[Stored items]
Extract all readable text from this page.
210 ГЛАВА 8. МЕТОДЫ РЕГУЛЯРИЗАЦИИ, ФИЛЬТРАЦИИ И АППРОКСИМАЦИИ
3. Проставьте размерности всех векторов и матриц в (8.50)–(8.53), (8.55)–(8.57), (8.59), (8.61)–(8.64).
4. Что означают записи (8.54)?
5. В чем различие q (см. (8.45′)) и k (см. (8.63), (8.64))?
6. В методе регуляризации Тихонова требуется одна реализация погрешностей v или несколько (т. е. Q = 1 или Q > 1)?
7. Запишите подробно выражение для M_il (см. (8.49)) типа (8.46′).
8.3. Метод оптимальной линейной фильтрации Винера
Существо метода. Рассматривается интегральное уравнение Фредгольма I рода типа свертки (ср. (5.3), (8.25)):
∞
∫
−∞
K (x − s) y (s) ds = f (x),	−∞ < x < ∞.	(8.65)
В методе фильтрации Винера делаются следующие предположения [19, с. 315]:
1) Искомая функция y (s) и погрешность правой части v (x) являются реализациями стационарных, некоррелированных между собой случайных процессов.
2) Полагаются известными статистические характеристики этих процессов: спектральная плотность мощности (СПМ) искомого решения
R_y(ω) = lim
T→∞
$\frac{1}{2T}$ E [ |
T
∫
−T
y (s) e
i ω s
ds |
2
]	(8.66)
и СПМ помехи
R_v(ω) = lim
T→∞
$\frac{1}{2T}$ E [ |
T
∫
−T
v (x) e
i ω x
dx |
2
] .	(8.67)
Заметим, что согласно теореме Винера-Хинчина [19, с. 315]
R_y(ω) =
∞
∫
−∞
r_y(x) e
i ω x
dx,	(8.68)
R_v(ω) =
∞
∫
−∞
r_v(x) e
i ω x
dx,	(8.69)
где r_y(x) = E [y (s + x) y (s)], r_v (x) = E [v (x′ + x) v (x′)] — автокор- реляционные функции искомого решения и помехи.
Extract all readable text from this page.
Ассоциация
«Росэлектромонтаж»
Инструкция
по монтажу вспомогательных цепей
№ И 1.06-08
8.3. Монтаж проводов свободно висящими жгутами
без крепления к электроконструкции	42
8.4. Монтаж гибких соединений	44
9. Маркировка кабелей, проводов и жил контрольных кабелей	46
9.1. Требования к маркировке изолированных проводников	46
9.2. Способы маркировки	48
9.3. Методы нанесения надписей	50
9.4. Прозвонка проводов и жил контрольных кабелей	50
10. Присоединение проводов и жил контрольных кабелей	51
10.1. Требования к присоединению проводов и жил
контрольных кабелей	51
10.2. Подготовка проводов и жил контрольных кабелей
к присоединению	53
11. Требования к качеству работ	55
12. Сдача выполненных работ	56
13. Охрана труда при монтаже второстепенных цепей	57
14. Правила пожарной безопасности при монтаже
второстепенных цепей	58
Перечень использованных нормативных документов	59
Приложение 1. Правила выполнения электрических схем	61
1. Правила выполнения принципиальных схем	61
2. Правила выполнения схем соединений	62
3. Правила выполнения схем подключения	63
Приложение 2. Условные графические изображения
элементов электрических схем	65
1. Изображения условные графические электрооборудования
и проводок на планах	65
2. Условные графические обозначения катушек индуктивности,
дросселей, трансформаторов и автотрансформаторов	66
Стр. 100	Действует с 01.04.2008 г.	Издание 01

**Work to complete**
Check each line above for the string "присоединению", then copy the ones that have it.

**Solution to this exercise**
10.1. Требования к присоединению проводов и жил
к присоединению	53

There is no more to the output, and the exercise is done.